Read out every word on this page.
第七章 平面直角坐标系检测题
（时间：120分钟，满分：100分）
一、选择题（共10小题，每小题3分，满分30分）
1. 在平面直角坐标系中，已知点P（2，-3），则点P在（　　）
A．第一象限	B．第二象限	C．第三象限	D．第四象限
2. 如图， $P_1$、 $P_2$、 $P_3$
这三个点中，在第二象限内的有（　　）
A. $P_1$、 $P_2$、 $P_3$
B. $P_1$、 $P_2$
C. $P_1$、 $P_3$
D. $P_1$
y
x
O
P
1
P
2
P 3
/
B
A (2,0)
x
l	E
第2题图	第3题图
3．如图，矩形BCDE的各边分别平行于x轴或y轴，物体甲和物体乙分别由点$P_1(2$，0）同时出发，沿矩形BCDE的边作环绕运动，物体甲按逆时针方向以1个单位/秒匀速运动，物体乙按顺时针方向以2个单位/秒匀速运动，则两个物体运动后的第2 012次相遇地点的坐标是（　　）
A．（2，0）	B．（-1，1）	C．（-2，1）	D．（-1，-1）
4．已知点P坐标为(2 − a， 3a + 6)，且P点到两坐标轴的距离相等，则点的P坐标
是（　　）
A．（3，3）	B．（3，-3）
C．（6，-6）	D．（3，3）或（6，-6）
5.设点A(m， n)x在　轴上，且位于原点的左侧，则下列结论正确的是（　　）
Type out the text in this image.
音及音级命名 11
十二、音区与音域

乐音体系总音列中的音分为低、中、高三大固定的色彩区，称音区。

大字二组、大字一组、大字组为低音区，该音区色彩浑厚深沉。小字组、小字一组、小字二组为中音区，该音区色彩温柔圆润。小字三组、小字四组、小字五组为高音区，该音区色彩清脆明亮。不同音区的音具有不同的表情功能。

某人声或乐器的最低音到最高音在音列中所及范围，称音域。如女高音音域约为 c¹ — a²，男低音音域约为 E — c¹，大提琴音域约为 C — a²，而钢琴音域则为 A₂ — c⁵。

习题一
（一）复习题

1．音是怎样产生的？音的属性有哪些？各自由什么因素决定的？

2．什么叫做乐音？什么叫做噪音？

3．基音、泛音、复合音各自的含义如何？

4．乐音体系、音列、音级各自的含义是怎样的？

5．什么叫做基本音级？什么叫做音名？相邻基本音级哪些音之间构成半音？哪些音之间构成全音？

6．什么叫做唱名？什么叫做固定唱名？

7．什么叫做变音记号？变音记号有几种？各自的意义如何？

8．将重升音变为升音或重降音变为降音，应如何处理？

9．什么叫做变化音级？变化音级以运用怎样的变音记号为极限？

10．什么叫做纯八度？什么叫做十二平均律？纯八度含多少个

§

TO BE DONE:
Lines holding the word "this" in the entries above are the ones to pull out. Copy them all.

ANSWER TO THE EXERCISE:
Read out every word on this page.
Type out the text in this image.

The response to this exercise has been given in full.